[Data excerpts]
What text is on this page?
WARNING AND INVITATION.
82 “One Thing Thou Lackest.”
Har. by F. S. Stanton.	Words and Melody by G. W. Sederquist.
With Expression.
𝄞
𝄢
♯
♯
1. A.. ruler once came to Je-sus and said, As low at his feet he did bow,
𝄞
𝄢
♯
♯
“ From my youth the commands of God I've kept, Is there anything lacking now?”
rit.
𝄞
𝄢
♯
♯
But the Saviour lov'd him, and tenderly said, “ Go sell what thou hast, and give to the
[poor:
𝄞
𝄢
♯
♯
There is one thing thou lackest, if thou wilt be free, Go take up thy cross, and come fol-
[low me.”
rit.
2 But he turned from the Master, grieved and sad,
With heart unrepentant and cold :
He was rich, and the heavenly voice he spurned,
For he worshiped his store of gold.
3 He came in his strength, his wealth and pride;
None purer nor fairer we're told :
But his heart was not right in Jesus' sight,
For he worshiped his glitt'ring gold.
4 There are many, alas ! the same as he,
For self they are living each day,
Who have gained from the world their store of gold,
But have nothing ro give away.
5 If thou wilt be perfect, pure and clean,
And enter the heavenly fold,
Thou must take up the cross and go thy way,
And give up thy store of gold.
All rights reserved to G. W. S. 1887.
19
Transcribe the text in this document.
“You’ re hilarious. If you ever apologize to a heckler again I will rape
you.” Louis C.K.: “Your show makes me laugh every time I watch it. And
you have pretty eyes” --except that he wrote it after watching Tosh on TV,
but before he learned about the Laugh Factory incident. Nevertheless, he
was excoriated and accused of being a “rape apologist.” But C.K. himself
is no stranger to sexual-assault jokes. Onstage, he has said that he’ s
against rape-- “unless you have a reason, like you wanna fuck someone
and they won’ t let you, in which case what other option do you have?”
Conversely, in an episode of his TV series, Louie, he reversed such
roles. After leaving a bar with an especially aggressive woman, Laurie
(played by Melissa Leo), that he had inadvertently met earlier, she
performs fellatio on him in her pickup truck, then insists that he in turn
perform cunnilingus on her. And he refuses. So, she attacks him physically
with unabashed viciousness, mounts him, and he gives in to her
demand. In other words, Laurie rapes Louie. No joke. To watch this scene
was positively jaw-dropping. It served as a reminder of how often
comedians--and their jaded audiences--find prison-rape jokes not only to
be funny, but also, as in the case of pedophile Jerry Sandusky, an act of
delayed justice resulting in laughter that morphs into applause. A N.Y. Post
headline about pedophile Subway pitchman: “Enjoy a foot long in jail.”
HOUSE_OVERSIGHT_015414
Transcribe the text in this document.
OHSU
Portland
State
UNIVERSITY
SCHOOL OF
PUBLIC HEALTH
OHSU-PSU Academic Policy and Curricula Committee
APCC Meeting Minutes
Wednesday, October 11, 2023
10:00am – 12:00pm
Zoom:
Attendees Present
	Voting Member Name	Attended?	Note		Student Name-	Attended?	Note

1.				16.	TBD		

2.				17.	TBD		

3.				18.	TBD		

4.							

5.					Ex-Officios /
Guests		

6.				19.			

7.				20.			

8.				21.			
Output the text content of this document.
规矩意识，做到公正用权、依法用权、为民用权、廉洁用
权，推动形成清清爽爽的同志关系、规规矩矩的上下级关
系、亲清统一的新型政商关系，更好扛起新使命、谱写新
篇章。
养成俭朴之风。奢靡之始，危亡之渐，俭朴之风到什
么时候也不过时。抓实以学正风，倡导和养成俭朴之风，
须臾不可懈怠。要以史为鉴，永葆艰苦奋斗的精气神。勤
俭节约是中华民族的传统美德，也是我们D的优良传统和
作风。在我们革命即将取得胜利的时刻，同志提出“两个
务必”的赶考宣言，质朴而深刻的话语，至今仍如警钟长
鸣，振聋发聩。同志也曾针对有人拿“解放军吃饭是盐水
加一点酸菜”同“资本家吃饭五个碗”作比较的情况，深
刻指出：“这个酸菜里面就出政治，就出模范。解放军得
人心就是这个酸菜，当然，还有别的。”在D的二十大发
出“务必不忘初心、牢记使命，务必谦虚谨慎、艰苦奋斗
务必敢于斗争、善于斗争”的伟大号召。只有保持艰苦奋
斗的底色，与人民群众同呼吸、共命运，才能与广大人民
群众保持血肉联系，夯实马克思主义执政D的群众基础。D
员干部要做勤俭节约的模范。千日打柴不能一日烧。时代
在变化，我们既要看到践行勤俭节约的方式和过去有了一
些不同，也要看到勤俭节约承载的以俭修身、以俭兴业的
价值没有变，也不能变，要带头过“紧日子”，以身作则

▸ **EXERCISE TASK**
The records above should be duplicated in full, exactly as given.

▸ **EXERCISE RESULT**
What text is on this page?
WARNING AND INVITATION.
82 “One Thing Thou Lackest.”
Har. by F. S. Stanton.	Words and Melody by G. W. Sederquist.
With Expression.
𝄞
𝄢
♯
♯
1. A.. ruler once came to Je-sus and said, As low at his feet he did bow,
𝄞
𝄢
♯
♯
“ From my youth the commands of God I've kept, Is there anything lacking now?”
rit.
𝄞
𝄢
♯
♯
But the Saviour lov'd him, and tenderly said, “ Go sell what thou hast, and give to the
[poor:
𝄞
𝄢
♯
♯
There is one thing thou lackest, if thou wilt be free, Go take up thy cross, and come fol-
[low me.”
rit.
2 But he turned from the Master, grieved and sad,
With heart unrepentant and cold :
He was rich, and the heavenly voice he spurned,
For he worshiped his store of gold.
3 He came in his strength, his wealth and pride;
None purer nor fairer we're told :
But his heart was not right in Jesus' sight,
For he worshiped his glitt'ring gold.
4 There are many, alas ! the same as he,
For self they are living each day,
Who have gained from the world their store of gold,
But have nothing ro give away.
5 If thou wilt be perfect, pure and clean,
And enter the heavenly fold,
Thou must take up the cross and go thy way,
And give up thy store of gold.
All rights reserved to G. W. S. 1887.
19
Transcribe the text in this document.
“You’ re hilarious. If you ever apologize to a heckler again I will rape
you.” Louis C.K.: “Your show makes me laugh every time I watch it. And
you have pretty eyes” --except that he wrote it after watching Tosh on TV,
but before he learned about the Laugh Factory incident. Nevertheless, he
was excoriated and accused of being a “rape apologist.” But C.K. himself
is no stranger to sexual-assault jokes. Onstage, he has said that he’ s
against rape-- “unless you have a reason, like you wanna fuck someone
and they won’ t let you, in which case what other option do you have?”
Conversely, in an episode of his TV series, Louie, he reversed such
roles. After leaving a bar with an especially aggressive woman, Laurie
(played by Melissa Leo), that he had inadvertently met earlier, she
performs fellatio on him in her pickup truck, then insists that he in turn
perform cunnilingus on her. And he refuses. So, she attacks him physically
with unabashed viciousness, mounts him, and he gives in to her
demand. In other words, Laurie rapes Louie. No joke. To watch this scene
was positively jaw-dropping. It served as a reminder of how often
comedians--and their jaded audiences--find prison-rape jokes not only to
be funny, but also, as in the case of pedophile Jerry Sandusky, an act of
delayed justice resulting in laughter that morphs into applause. A N.Y. Post
headline about pedophile Subway pitchman: “Enjoy a foot long in jail.”
HOUSE_OVERSIGHT_015414
Transcribe the text in this document.
OHSU
Portland
State
UNIVERSITY
SCHOOL OF
PUBLIC HEALTH
OHSU-PSU Academic Policy and Curricula Committee
APCC Meeting Minutes
Wednesday, October 11, 2023
10:00am – 12:00pm
Zoom:
Attendees Present
	Voting Member Name	Attended?	Note		Student Name-	Attended?	Note

1.				16.	TBD		

2.				17.	TBD		

3.				18.	TBD		

4.							

5.					Ex-Officios /
Guests		

6.				19.			

7.				20.			

8.				21.			
Output the text content of this document.
规矩意识，做到公正用权、依法用权、为民用权、廉洁用
权，推动形成清清爽爽的同志关系、规规矩矩的上下级关
系、亲清统一的新型政商关系，更好扛起新使命、谱写新
篇章。
养成俭朴之风。奢靡之始，危亡之渐，俭朴之风到什
么时候也不过时。抓实以学正风，倡导和养成俭朴之风，
须臾不可懈怠。要以史为鉴，永葆艰苦奋斗的精气神。勤
俭节约是中华民族的传统美德，也是我们D的优良传统和
作风。在我们革命即将取得胜利的时刻，同志提出“两个
务必”的赶考宣言，质朴而深刻的话语，至今仍如警钟长
鸣，振聋发聩。同志也曾针对有人拿“解放军吃饭是盐水
加一点酸菜”同“资本家吃饭五个碗”作比较的情况，深
刻指出：“这个酸菜里面就出政治，就出模范。解放军得
人心就是这个酸菜，当然，还有别的。”在D的二十大发
出“务必不忘初心、牢记使命，务必谦虚谨慎、艰苦奋斗
务必敢于斗争、善于斗争”的伟大号召。只有保持艰苦奋
斗的底色，与人民群众同呼吸、共命运，才能与广大人民
群众保持血肉联系，夯实马克思主义执政D的群众基础。D
员干部要做勤俭节约的模范。千日打柴不能一日烧。时代
在变化，我们既要看到践行勤俭节约的方式和过去有了一
些不同，也要看到勤俭节约承载的以俭修身、以俭兴业的
价值没有变，也不能变，要带头过“紧日子”，以身作则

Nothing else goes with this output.